▶ **Exercise aim**:
Note each line that includes the word "this". Copy those lines.

▶ **Extracted entries**:
============================================================

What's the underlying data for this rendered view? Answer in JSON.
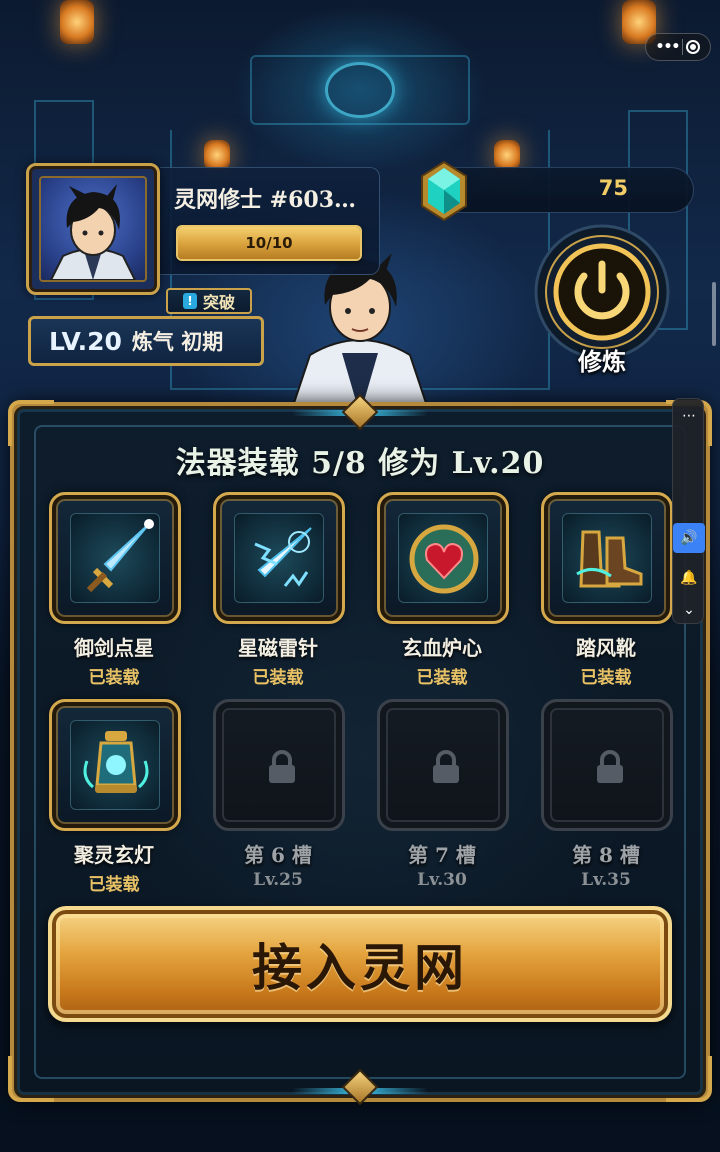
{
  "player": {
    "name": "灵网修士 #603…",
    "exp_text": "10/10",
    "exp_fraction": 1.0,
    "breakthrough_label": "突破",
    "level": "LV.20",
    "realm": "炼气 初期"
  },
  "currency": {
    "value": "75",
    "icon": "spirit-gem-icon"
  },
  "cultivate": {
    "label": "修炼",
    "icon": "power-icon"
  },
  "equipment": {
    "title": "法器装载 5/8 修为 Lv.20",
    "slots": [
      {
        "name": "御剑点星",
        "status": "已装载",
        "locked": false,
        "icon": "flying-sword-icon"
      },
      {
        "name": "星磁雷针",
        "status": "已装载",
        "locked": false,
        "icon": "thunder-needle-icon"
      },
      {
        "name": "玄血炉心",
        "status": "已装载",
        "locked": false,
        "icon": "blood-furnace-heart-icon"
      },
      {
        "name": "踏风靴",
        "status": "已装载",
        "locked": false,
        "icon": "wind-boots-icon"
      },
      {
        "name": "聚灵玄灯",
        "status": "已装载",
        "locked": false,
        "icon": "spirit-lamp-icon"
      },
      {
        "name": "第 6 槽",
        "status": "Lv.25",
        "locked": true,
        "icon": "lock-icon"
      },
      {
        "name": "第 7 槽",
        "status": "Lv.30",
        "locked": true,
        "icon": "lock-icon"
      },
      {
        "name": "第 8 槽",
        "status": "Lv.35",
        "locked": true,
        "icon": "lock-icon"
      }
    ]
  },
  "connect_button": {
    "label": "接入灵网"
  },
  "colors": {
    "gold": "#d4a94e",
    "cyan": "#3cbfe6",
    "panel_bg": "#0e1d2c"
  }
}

============================================================

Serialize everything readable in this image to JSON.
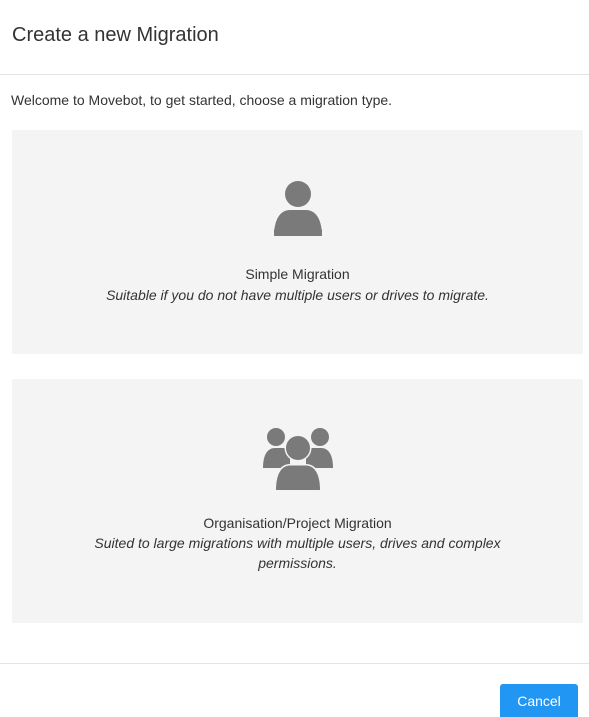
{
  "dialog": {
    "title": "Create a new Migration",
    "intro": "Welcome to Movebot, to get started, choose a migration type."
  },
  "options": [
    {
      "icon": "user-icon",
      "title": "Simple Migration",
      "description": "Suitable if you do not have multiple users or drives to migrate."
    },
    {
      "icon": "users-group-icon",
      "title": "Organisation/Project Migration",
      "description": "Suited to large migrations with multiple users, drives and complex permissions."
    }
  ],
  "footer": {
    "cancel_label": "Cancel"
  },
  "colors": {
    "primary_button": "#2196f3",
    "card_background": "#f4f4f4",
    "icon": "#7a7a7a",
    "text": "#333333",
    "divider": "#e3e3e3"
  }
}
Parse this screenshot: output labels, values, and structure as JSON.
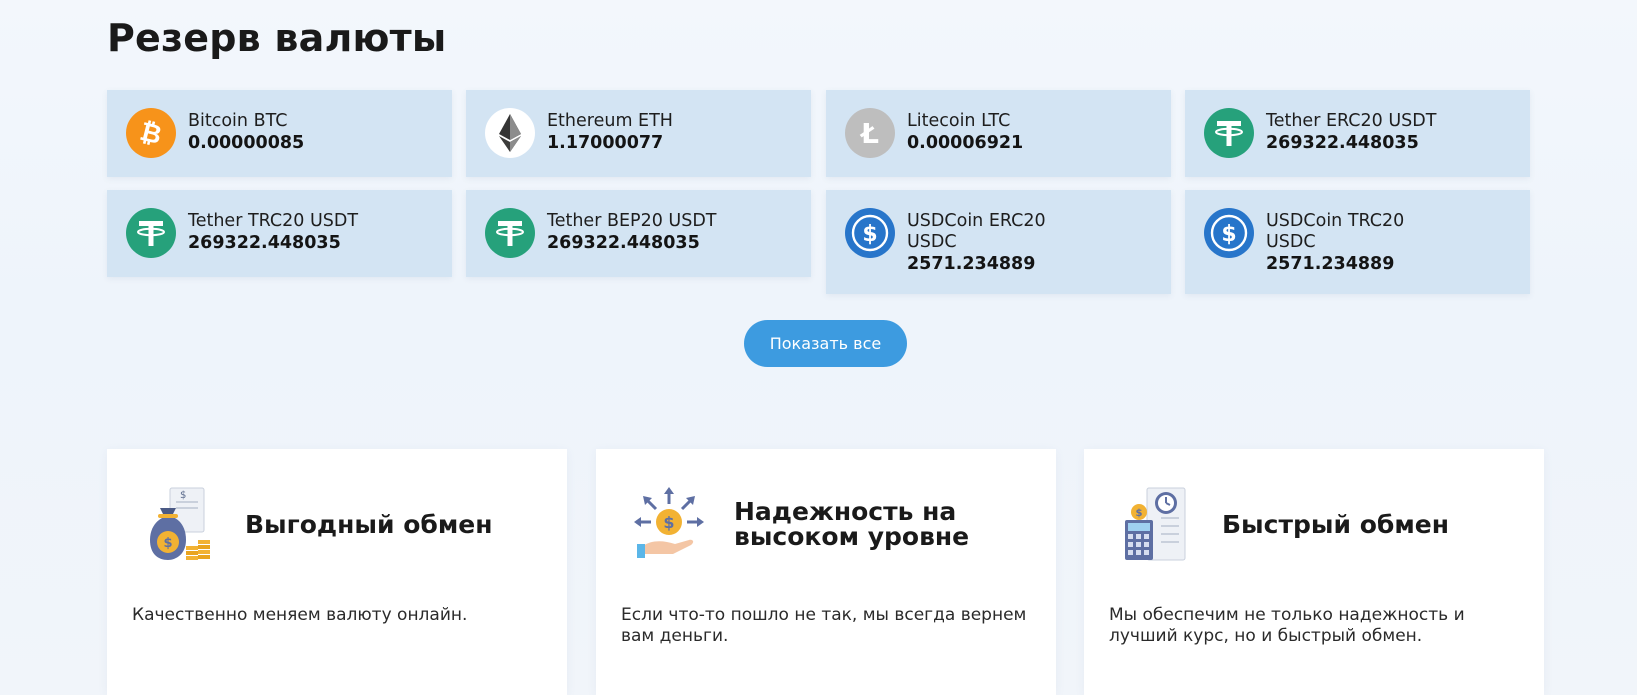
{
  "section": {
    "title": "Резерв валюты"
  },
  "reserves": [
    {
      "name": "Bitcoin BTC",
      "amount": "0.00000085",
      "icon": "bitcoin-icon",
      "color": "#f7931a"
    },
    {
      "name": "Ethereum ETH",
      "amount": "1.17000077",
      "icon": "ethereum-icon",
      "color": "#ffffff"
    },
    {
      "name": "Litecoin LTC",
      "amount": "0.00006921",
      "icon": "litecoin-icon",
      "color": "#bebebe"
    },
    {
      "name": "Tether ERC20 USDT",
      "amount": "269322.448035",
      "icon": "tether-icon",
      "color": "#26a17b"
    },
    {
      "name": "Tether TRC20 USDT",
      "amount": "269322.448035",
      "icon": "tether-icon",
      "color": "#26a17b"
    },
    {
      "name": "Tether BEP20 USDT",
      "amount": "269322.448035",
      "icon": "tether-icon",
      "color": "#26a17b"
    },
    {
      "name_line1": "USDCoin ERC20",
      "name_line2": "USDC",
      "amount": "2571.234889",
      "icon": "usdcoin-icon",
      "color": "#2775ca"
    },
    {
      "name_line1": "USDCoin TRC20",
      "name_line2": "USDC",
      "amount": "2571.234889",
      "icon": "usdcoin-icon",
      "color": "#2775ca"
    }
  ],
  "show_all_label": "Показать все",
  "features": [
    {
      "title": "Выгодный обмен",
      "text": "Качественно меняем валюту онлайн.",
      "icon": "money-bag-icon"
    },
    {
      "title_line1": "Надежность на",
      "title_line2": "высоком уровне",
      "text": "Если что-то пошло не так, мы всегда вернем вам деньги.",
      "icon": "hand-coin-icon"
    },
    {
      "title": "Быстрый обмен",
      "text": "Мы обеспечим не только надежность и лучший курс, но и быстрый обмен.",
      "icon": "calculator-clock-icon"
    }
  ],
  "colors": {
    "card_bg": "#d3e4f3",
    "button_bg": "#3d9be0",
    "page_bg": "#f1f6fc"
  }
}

============================================================

▶ **Correct answer**:
What's the underlying data for this rendered view? Answer in JSON.
Serialize everything readable in this image to JSON.
Parse this screenshot: output labels, values, and structure as JSON.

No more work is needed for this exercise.